## BEGIN RECORD SET

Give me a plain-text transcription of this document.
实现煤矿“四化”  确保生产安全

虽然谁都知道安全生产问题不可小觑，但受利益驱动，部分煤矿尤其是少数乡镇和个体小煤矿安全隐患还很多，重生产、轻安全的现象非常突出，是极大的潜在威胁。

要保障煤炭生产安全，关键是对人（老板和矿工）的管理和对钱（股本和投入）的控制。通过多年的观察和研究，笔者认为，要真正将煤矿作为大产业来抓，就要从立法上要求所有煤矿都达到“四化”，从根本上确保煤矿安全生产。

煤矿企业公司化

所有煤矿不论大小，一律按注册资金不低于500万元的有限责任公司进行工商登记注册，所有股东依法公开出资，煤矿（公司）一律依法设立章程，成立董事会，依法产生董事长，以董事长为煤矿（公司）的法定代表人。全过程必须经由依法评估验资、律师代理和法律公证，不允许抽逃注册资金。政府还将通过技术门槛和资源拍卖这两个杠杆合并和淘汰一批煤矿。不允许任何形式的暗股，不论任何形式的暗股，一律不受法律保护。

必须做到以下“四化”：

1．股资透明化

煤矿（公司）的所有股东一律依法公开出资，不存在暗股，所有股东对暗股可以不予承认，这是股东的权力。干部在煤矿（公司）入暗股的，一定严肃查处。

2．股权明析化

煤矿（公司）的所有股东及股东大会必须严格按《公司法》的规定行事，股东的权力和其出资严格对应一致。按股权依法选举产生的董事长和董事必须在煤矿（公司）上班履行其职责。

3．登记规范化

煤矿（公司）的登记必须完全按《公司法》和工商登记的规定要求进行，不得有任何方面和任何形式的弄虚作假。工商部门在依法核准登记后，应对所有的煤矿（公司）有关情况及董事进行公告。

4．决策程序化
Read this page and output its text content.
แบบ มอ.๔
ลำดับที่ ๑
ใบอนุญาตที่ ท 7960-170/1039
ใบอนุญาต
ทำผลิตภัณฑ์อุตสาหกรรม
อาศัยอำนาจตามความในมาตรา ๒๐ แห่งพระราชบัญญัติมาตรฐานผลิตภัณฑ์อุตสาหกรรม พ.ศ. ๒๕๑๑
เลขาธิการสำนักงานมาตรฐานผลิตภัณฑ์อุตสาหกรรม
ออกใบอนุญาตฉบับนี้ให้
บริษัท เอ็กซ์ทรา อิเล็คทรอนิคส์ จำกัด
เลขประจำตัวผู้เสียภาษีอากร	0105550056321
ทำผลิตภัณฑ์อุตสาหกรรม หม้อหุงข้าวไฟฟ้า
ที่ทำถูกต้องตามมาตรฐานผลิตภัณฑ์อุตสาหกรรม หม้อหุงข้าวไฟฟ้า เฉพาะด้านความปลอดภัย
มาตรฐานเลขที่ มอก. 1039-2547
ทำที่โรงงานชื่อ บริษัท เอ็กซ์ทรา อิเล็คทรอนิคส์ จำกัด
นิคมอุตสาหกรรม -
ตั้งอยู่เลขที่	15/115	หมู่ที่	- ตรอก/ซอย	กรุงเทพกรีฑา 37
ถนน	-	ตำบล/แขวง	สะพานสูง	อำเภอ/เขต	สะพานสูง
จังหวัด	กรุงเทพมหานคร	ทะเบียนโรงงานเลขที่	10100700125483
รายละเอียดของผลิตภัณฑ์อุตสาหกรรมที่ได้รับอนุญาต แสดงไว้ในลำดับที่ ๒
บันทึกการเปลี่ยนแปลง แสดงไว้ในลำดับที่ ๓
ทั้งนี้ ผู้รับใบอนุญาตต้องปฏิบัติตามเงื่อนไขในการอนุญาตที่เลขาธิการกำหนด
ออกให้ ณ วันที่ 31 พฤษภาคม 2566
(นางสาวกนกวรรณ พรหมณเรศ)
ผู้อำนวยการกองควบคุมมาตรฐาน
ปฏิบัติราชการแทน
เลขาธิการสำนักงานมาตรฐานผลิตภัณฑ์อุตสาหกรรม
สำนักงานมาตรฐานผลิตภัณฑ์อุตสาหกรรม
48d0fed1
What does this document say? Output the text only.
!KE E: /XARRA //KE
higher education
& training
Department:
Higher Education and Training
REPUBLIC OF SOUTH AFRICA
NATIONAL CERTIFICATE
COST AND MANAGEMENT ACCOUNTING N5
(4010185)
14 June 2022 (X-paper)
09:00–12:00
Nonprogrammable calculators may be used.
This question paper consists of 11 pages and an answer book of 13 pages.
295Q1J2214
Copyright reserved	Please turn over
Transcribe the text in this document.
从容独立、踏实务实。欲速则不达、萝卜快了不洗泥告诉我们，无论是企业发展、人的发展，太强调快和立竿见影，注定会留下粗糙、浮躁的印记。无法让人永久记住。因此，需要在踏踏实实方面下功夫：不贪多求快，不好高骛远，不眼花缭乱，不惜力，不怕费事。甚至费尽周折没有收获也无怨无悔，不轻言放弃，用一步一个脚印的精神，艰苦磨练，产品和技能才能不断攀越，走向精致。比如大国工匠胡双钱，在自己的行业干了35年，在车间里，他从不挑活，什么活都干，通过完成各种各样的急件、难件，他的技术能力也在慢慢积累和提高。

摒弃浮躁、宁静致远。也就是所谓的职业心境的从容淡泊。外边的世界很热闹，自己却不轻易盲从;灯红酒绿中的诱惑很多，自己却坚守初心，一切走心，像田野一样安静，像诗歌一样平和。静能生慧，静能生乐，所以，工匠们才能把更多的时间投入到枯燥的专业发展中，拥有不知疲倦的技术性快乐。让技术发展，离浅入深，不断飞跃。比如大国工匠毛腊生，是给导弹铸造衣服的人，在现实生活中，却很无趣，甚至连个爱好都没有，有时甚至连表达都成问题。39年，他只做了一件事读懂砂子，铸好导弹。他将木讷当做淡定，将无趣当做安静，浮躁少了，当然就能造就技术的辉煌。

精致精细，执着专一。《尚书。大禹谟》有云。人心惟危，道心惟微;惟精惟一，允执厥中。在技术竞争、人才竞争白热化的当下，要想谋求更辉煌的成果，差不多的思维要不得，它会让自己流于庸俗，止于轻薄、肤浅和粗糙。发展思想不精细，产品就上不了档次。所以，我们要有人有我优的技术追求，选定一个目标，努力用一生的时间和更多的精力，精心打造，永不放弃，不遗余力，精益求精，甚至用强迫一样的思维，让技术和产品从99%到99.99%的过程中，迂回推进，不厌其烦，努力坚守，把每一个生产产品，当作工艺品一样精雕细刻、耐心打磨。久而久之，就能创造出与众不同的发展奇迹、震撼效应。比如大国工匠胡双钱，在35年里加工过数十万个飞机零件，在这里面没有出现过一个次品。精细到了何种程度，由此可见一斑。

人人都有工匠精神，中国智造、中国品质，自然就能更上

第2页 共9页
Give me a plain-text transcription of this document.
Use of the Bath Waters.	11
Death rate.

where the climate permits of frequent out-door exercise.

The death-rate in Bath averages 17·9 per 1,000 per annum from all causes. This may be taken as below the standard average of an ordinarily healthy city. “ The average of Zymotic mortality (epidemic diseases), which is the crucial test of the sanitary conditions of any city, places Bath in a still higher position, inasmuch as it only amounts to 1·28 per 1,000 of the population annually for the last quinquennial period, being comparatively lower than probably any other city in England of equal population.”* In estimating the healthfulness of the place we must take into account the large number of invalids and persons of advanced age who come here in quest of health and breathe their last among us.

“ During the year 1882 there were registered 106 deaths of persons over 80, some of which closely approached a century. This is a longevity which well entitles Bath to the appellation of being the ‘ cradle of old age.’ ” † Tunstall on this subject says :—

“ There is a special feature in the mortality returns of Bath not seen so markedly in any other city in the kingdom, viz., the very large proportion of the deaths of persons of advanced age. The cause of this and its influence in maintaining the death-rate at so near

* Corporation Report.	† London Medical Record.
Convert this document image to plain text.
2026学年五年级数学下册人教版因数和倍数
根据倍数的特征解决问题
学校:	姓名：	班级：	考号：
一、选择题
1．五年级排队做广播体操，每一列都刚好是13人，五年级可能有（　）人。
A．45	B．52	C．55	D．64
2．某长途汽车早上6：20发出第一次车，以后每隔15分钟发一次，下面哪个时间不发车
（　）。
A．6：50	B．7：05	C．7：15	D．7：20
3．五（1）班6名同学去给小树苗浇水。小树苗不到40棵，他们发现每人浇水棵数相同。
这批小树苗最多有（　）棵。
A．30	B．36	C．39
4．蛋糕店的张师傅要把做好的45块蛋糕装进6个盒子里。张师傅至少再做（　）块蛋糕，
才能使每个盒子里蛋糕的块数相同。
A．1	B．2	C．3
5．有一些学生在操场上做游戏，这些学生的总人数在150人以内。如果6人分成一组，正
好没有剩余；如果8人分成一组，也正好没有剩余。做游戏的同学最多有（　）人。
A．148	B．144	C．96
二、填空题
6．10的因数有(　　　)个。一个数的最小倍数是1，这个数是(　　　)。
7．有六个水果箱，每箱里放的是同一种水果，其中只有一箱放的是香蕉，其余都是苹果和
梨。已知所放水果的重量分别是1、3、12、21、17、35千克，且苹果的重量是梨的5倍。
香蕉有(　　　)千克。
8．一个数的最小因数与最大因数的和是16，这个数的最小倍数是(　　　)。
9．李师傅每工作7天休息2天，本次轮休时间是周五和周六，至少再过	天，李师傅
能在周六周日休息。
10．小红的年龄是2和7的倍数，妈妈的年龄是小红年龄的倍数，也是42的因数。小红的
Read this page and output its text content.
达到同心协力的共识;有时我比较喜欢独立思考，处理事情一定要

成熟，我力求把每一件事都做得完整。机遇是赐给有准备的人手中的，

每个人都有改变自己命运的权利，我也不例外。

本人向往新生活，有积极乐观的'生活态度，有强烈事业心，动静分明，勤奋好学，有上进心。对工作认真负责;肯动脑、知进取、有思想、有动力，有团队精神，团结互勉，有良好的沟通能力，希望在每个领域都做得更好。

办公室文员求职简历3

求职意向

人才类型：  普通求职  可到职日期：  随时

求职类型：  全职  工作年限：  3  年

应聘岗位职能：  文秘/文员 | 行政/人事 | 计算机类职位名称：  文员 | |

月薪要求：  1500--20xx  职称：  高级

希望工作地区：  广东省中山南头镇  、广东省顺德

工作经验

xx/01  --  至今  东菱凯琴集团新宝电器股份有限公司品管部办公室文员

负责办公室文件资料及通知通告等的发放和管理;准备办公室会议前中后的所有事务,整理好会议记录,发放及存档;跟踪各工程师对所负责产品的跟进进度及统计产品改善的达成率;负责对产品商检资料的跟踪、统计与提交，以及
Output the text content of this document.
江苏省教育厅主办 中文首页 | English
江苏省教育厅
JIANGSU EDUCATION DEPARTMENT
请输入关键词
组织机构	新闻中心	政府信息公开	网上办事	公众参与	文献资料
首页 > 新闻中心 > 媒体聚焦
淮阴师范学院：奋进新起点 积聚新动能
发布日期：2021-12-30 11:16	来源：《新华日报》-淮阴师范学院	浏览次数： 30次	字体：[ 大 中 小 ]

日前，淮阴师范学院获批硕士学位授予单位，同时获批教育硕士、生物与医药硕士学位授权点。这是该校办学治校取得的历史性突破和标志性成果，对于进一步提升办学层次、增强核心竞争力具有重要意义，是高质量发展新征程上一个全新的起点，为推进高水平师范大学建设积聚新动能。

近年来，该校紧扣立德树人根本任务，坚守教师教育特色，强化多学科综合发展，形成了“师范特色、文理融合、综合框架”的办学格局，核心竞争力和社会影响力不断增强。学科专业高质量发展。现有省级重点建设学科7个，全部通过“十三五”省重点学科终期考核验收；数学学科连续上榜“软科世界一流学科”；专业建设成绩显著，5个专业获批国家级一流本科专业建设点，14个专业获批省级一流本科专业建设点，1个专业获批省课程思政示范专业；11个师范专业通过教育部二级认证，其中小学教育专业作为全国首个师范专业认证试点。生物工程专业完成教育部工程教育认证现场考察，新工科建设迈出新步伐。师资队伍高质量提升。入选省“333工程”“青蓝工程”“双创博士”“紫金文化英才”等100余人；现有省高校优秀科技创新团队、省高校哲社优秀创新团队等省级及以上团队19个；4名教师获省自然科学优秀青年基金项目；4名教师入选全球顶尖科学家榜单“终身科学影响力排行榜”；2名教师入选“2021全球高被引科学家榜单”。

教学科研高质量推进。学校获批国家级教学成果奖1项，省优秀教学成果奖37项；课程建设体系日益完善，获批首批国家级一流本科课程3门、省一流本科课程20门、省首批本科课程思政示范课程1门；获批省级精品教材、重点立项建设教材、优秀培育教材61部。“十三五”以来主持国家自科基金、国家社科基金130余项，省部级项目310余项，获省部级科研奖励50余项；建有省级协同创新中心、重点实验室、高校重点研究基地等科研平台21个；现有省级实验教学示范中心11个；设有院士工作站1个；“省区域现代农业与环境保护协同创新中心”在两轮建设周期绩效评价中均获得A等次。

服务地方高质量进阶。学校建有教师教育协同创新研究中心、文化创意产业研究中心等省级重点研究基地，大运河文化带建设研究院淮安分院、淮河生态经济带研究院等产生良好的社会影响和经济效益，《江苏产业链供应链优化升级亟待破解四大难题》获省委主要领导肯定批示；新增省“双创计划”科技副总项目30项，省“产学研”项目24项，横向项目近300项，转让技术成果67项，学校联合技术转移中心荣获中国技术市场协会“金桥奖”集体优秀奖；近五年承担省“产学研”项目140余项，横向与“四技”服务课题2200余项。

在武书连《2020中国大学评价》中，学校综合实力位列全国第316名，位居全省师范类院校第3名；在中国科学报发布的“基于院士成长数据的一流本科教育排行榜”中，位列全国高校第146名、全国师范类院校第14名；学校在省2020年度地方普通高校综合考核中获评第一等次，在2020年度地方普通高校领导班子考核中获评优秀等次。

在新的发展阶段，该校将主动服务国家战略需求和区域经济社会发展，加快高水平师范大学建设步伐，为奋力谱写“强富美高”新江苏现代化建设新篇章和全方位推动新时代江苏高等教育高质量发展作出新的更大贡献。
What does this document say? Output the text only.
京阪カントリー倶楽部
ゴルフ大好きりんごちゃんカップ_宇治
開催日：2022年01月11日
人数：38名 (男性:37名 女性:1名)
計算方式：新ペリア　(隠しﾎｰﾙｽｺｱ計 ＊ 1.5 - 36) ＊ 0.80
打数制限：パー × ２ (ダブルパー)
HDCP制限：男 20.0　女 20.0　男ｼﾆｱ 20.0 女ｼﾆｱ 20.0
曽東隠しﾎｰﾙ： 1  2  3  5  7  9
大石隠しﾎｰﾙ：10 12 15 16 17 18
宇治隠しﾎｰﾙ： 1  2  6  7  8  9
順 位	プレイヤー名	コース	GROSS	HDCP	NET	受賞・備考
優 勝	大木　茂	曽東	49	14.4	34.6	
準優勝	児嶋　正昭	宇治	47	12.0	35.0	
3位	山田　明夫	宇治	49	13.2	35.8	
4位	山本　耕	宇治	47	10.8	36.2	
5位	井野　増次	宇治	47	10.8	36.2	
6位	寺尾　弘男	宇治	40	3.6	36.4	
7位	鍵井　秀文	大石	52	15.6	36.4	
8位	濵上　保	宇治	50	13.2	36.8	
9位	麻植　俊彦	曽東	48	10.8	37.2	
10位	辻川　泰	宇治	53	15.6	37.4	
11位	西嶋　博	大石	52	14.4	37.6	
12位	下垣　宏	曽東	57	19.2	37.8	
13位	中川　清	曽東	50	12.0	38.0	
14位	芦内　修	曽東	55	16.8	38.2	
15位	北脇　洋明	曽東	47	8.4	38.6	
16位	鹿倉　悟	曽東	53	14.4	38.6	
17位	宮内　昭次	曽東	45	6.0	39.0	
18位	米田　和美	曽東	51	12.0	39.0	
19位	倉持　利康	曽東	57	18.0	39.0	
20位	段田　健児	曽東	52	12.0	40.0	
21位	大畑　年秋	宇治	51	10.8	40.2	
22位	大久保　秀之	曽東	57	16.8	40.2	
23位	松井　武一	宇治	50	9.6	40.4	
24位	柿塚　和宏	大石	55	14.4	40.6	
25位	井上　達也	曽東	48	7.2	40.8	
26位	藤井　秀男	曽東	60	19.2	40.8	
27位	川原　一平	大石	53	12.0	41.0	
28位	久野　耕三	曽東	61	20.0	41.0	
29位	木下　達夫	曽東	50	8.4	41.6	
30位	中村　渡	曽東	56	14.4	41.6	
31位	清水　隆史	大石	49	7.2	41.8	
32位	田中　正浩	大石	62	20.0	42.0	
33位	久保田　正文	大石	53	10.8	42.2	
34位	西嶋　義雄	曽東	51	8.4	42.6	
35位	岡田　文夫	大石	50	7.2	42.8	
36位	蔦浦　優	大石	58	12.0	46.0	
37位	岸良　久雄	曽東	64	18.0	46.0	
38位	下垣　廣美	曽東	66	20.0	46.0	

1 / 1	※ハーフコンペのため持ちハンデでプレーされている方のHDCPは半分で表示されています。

## END RECORD SET

WRITTEN PROBLEM: Go through the entries above and pull out each line with "city" in it.

FINISHED EXERCISE:
The death-rate in Bath averages 17·9 per 1,000 per annum from all causes. This may be taken as below the standard average of an ordinarily healthy city. “ The average of Zymotic mortality (epidemic diseases), which is the crucial test of the sanitary conditions of any city, places Bath in a still higher position, inasmuch as it only amounts to 1·28 per 1,000 of the population annually for the last quinquennial period, being comparatively lower than probably any other city in England of equal population.”* In estimating the healthfulness of the place we must take into account the large number of invalids and persons of advanced age who come here in quest of health and breathe their last among us.
“ There is a special feature in the mortality returns of Bath not seen so markedly in any other city in the kingdom, viz., the very large proportion of the deaths of persons of advanced age. The cause of this and its influence in maintaining the death-rate at so near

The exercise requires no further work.